• **Your objective**: Copy each line below without leaving any out.

- - -

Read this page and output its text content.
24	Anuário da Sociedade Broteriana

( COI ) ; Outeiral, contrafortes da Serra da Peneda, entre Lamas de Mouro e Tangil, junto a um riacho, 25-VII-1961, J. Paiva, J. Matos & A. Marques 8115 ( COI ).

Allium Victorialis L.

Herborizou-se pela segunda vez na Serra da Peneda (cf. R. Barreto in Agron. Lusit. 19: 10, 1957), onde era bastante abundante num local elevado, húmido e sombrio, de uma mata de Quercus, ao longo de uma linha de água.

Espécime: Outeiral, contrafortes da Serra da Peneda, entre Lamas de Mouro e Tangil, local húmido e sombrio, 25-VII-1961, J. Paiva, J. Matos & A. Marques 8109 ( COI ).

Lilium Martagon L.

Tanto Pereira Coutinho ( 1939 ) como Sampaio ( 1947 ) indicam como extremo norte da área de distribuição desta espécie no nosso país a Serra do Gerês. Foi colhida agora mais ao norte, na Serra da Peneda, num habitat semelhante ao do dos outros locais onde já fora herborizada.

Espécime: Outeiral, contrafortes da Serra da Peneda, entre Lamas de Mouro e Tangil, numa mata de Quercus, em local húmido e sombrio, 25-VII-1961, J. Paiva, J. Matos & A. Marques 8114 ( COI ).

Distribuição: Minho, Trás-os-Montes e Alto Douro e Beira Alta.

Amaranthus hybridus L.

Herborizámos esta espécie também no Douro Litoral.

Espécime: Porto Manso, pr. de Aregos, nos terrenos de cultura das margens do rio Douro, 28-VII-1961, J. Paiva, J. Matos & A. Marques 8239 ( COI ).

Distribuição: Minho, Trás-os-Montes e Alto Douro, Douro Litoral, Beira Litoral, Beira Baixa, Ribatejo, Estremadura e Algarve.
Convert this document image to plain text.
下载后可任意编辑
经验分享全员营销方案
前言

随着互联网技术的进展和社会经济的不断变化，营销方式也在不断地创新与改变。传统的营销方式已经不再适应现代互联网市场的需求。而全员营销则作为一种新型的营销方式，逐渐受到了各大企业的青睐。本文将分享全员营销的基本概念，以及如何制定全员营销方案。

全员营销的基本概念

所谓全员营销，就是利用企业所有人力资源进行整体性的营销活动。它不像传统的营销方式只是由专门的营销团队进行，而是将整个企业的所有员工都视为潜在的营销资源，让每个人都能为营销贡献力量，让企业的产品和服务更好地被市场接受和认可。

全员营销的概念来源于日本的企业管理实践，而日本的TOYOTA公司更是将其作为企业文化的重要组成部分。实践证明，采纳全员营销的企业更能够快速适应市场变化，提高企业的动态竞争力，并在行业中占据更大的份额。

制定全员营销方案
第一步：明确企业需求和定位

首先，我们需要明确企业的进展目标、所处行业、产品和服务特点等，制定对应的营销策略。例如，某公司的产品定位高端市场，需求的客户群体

- - -

• **Answer for the task**:
Read this page and output its text content.
24	Anuário da Sociedade Broteriana

( COI ) ; Outeiral, contrafortes da Serra da Peneda, entre Lamas de Mouro e Tangil, junto a um riacho, 25-VII-1961, J. Paiva, J. Matos & A. Marques 8115 ( COI ).

Allium Victorialis L.

Herborizou-se pela segunda vez na Serra da Peneda (cf. R. Barreto in Agron. Lusit. 19: 10, 1957), onde era bastante abundante num local elevado, húmido e sombrio, de uma mata de Quercus, ao longo de uma linha de água.

Espécime: Outeiral, contrafortes da Serra da Peneda, entre Lamas de Mouro e Tangil, local húmido e sombrio, 25-VII-1961, J. Paiva, J. Matos & A. Marques 8109 ( COI ).

Lilium Martagon L.

Tanto Pereira Coutinho ( 1939 ) como Sampaio ( 1947 ) indicam como extremo norte da área de distribuição desta espécie no nosso país a Serra do Gerês. Foi colhida agora mais ao norte, na Serra da Peneda, num habitat semelhante ao do dos outros locais onde já fora herborizada.

Espécime: Outeiral, contrafortes da Serra da Peneda, entre Lamas de Mouro e Tangil, numa mata de Quercus, em local húmido e sombrio, 25-VII-1961, J. Paiva, J. Matos & A. Marques 8114 ( COI ).

Distribuição: Minho, Trás-os-Montes e Alto Douro e Beira Alta.

Amaranthus hybridus L.

Herborizámos esta espécie também no Douro Litoral.

Espécime: Porto Manso, pr. de Aregos, nos terrenos de cultura das margens do rio Douro, 28-VII-1961, J. Paiva, J. Matos & A. Marques 8239 ( COI ).

Distribuição: Minho, Trás-os-Montes e Alto Douro, Douro Litoral, Beira Litoral, Beira Baixa, Ribatejo, Estremadura e Algarve.
Convert this document image to plain text.
下载后可任意编辑
经验分享全员营销方案
前言

随着互联网技术的进展和社会经济的不断变化，营销方式也在不断地创新与改变。传统的营销方式已经不再适应现代互联网市场的需求。而全员营销则作为一种新型的营销方式，逐渐受到了各大企业的青睐。本文将分享全员营销的基本概念，以及如何制定全员营销方案。

全员营销的基本概念

所谓全员营销，就是利用企业所有人力资源进行整体性的营销活动。它不像传统的营销方式只是由专门的营销团队进行，而是将整个企业的所有员工都视为潜在的营销资源，让每个人都能为营销贡献力量，让企业的产品和服务更好地被市场接受和认可。

全员营销的概念来源于日本的企业管理实践，而日本的TOYOTA公司更是将其作为企业文化的重要组成部分。实践证明，采纳全员营销的企业更能够快速适应市场变化，提高企业的动态竞争力，并在行业中占据更大的份额。

制定全员营销方案
第一步：明确企业需求和定位

首先，我们需要明确企业的进展目标、所处行业、产品和服务特点等，制定对应的营销策略。例如，某公司的产品定位高端市场，需求的客户群体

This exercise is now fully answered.